### Stated goal
Quote all lines below exactly. Images stay out.
★ ★ ★ ★ ★
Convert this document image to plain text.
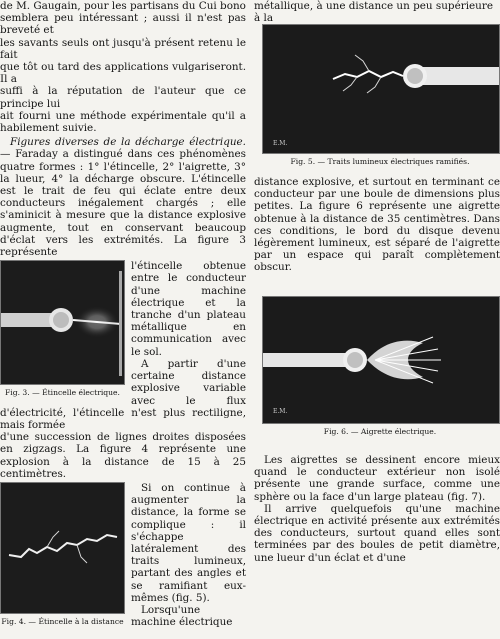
de M. Gaugain, pour les partisans du Cui bono

semblera peu intéressant ; aussi il n'est pas breveté et

les savants seuls ont jusqu'à présent retenu le fait

que tôt ou tard des applications vulgariseront. Il a

suffi à la réputation de l'auteur que ce principe lui

ait fourni une méthode expérimentale qu'il a habilement suivie.

Figures diverses de la décharge électrique. — Faraday a distingué dans ces phénomènes quatre formes : 1° l'étincelle, 2° l'aigrette, 3° la lueur, 4° la décharge obscure. L'étincelle est le trait de feu qui éclate entre deux conducteurs inégalement chargés ; elle s'aminicit à mesure que la distance explosive augmente, tout en conservant beaucoup d'éclat vers les extrémités. La figure 3 représente

Fig. 3. — Étincelle électrique.

l'étincelle obtenue entre le conducteur d'une machine électrique et la tranche d'un plateau métallique en communication avec le sol.

A partir d'une certaine distance explosive variable avec le flux d'électricité, l'étincelle n'est plus rectiligne, mais formée

d'une succession de lignes droites disposées en zigzags. La figure 4 représente une explosion à la distance de 15 à 25 centimètres.

Fig. 4. — Étincelle à la distance

Si on continue à augmenter la distance, la forme se complique : il s'échappe latéralement des traits lumineux, partant des angles et se ramifiant eux-mêmes (fig. 5).

Lorsqu'une machine électrique

métallique, à une distance un peu supérieure à la

E.M.
Fig. 5. — Traits lumineux électriques ramifiés.

distance explosive, et surtout en terminant ce conducteur par une boule de dimensions plus petites. La figure 6 représente une aigrette obtenue à la distance de 35 centimètres. Dans ces conditions, le bord du disque devenu légèrement lumineux, est séparé de l'aigrette par un espace qui paraît complètement obscur.

E.M.
Fig. 6. — Aigrette électrique.

Les aigrettes se dessinent encore mieux quand le conducteur extérieur non isolé présente une grande surface, comme une sphère ou la face d'un large plateau (fig. 7).

Il arrive quelquefois qu'une machine électrique en activité présente aux extrémités des conducteurs, surtout quand elles sont terminées par des boules de petit diamètre, une lueur d'un éclat et d'une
★ ★ ★ ★ ★
### Result
Convert this document image to plain text.
de M. Gaugain, pour les partisans du Cui bono

semblera peu intéressant ; aussi il n'est pas breveté et

les savants seuls ont jusqu'à présent retenu le fait

que tôt ou tard des applications vulgariseront. Il a

suffi à la réputation de l'auteur que ce principe lui

ait fourni une méthode expérimentale qu'il a habilement suivie.

Figures diverses de la décharge électrique. — Faraday a distingué dans ces phénomènes quatre formes : 1° l'étincelle, 2° l'aigrette, 3° la lueur, 4° la décharge obscure. L'étincelle est le trait de feu qui éclate entre deux conducteurs inégalement chargés ; elle s'aminicit à mesure que la distance explosive augmente, tout en conservant beaucoup d'éclat vers les extrémités. La figure 3 représente

Fig. 3. — Étincelle électrique.

l'étincelle obtenue entre le conducteur d'une machine électrique et la tranche d'un plateau métallique en communication avec le sol.

A partir d'une certaine distance explosive variable avec le flux d'électricité, l'étincelle n'est plus rectiligne, mais formée

d'une succession de lignes droites disposées en zigzags. La figure 4 représente une explosion à la distance de 15 à 25 centimètres.

Fig. 4. — Étincelle à la distance

Si on continue à augmenter la distance, la forme se complique : il s'échappe latéralement des traits lumineux, partant des angles et se ramifiant eux-mêmes (fig. 5).

Lorsqu'une machine électrique

métallique, à une distance un peu supérieure à la

E.M.
Fig. 5. — Traits lumineux électriques ramifiés.

distance explosive, et surtout en terminant ce conducteur par une boule de dimensions plus petites. La figure 6 représente une aigrette obtenue à la distance de 35 centimètres. Dans ces conditions, le bord du disque devenu légèrement lumineux, est séparé de l'aigrette par un espace qui paraît complètement obscur.

E.M.
Fig. 6. — Aigrette électrique.

Les aigrettes se dessinent encore mieux quand le conducteur extérieur non isolé présente une grande surface, comme une sphère ou la face d'un large plateau (fig. 7).

Il arrive quelquefois qu'une machine électrique en activité présente aux extrémités des conducteurs, surtout quand elles sont terminées par des boules de petit diamètre, une lueur d'un éclat et d'une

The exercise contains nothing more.